● **Exercise brief**: Give the data below again with "close-icon" swapped for "close-button" everywhere it appears and everything else left as is. Leave the pictures out of your answer.

● **Provided data**:

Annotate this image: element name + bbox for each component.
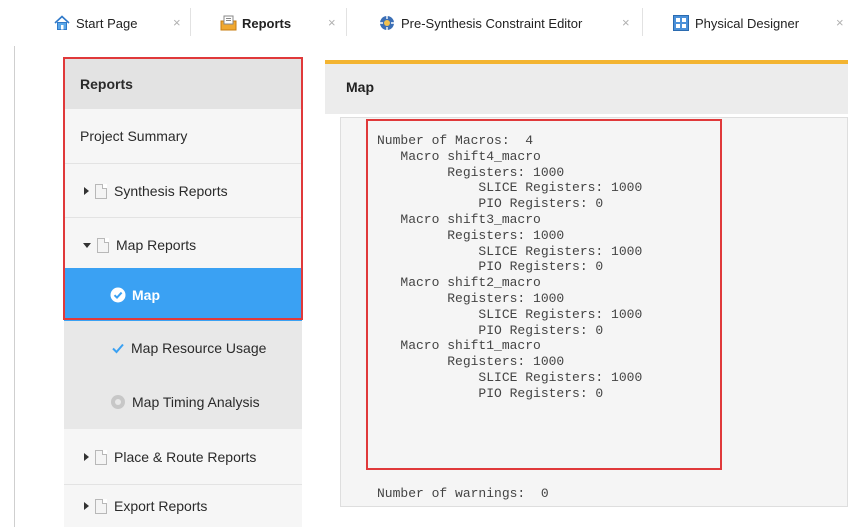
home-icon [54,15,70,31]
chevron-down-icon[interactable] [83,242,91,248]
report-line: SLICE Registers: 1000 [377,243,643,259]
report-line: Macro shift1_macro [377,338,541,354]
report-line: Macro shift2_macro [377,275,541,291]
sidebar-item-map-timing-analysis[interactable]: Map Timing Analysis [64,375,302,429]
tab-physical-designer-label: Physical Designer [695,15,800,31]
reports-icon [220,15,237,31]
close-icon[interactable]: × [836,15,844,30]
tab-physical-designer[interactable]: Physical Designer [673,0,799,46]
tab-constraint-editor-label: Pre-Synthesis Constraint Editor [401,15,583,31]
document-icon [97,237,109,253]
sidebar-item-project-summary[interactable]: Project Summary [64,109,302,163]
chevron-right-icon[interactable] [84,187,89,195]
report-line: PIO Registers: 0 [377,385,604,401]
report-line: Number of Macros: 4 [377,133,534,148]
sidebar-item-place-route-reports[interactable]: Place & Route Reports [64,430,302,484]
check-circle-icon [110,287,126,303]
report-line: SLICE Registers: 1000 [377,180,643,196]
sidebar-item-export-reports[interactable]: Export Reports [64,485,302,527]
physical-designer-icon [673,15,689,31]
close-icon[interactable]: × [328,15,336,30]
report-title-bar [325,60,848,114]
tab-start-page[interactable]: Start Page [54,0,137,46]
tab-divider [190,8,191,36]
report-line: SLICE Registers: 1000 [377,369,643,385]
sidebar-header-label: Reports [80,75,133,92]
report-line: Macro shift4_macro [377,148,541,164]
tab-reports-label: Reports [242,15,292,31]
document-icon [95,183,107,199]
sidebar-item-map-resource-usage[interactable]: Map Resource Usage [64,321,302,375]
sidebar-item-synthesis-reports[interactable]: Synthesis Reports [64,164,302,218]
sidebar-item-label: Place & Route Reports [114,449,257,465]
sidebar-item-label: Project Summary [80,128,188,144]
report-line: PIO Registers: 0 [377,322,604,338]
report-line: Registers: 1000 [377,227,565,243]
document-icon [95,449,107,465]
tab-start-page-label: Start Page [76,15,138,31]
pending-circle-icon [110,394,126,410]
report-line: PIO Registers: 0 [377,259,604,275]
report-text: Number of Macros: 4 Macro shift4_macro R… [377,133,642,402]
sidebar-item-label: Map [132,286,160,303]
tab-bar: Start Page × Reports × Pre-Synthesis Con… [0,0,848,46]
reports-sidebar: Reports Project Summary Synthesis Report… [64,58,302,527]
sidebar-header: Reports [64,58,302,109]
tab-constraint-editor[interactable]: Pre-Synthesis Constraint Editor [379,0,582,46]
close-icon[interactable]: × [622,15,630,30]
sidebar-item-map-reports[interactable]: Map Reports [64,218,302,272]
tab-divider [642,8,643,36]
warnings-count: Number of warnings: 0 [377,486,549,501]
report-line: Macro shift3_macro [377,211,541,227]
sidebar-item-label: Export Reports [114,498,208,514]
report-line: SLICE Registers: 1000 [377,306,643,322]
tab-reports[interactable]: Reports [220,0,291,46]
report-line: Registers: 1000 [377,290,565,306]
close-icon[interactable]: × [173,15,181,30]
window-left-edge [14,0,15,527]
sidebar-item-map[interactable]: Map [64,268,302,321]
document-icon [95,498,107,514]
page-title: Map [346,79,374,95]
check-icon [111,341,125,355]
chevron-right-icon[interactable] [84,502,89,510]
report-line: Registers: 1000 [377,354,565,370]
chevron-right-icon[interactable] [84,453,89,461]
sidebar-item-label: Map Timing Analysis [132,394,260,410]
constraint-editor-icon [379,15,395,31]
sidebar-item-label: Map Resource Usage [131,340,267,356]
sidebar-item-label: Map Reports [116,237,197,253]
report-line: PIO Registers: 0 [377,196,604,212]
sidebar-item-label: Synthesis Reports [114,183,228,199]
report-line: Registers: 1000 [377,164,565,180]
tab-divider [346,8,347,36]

● **Task output**:
Annotate this image: element name + bbox for each component.
home-icon [54,15,70,31]
chevron-down-icon[interactable] [83,242,91,248]
report-line: SLICE Registers: 1000 [377,243,643,259]
report-line: Macro shift1_macro [377,338,541,354]
report-line: Macro shift2_macro [377,275,541,291]
sidebar-item-map-timing-analysis[interactable]: Map Timing Analysis [64,375,302,429]
tab-physical-designer-label: Physical Designer [695,15,800,31]
reports-icon [220,15,237,31]
close-button[interactable]: × [836,15,844,30]
tab-physical-designer[interactable]: Physical Designer [673,0,799,46]
tab-constraint-editor-label: Pre-Synthesis Constraint Editor [401,15,583,31]
document-icon [97,237,109,253]
sidebar-item-project-summary[interactable]: Project Summary [64,109,302,163]
chevron-right-icon[interactable] [84,187,89,195]
report-line: PIO Registers: 0 [377,385,604,401]
report-line: Number of Macros: 4 [377,133,534,148]
sidebar-item-place-route-reports[interactable]: Place & Route Reports [64,430,302,484]
check-circle-icon [110,287,126,303]
report-line: SLICE Registers: 1000 [377,180,643,196]
sidebar-item-export-reports[interactable]: Export Reports [64,485,302,527]
physical-designer-icon [673,15,689,31]
close-button[interactable]: × [328,15,336,30]
report-title-bar [325,60,848,114]
tab-start-page[interactable]: Start Page [54,0,137,46]
tab-divider [190,8,191,36]
report-line: SLICE Registers: 1000 [377,369,643,385]
sidebar-header-label: Reports [80,75,133,92]
report-line: Macro shift4_macro [377,148,541,164]
tab-reports-label: Reports [242,15,292,31]
document-icon [95,183,107,199]
sidebar-item-map-resource-usage[interactable]: Map Resource Usage [64,321,302,375]
sidebar-item-synthesis-reports[interactable]: Synthesis Reports [64,164,302,218]
sidebar-item-label: Place & Route Reports [114,449,257,465]
sidebar-item-label: Project Summary [80,128,188,144]
report-line: PIO Registers: 0 [377,322,604,338]
report-line: Registers: 1000 [377,227,565,243]
document-icon [95,449,107,465]
tab-start-page-label: Start Page [76,15,138,31]
pending-circle-icon [110,394,126,410]
report-line: PIO Registers: 0 [377,259,604,275]
report-text: Number of Macros: 4 Macro shift4_macro R… [377,133,642,402]
sidebar-item-label: Map [132,286,160,303]
tab-bar: Start Page × Reports × Pre-Synthesis Con… [0,0,848,46]
reports-sidebar: Reports Project Summary Synthesis Report… [64,58,302,527]
sidebar-header: Reports [64,58,302,109]
tab-constraint-editor[interactable]: Pre-Synthesis Constraint Editor [379,0,582,46]
close-button[interactable]: × [622,15,630,30]
sidebar-item-map-reports[interactable]: Map Reports [64,218,302,272]
tab-divider [642,8,643,36]
warnings-count: Number of warnings: 0 [377,486,549,501]
report-line: Macro shift3_macro [377,211,541,227]
sidebar-item-label: Export Reports [114,498,208,514]
report-line: SLICE Registers: 1000 [377,306,643,322]
tab-reports[interactable]: Reports [220,0,291,46]
report-line: Registers: 1000 [377,290,565,306]
close-button[interactable]: × [173,15,181,30]
window-left-edge [14,0,15,527]
sidebar-item-map[interactable]: Map [64,268,302,321]
document-icon [95,498,107,514]
page-title: Map [346,79,374,95]
check-icon [111,341,125,355]
chevron-right-icon[interactable] [84,502,89,510]
report-line: Registers: 1000 [377,354,565,370]
chevron-right-icon[interactable] [84,453,89,461]
sidebar-item-label: Map Timing Analysis [132,394,260,410]
constraint-editor-icon [379,15,395,31]
sidebar-item-label: Map Resource Usage [131,340,267,356]
sidebar-item-label: Map Reports [116,237,197,253]
report-line: PIO Registers: 0 [377,196,604,212]
sidebar-item-label: Synthesis Reports [114,183,228,199]
report-line: Registers: 1000 [377,164,565,180]
tab-divider [346,8,347,36]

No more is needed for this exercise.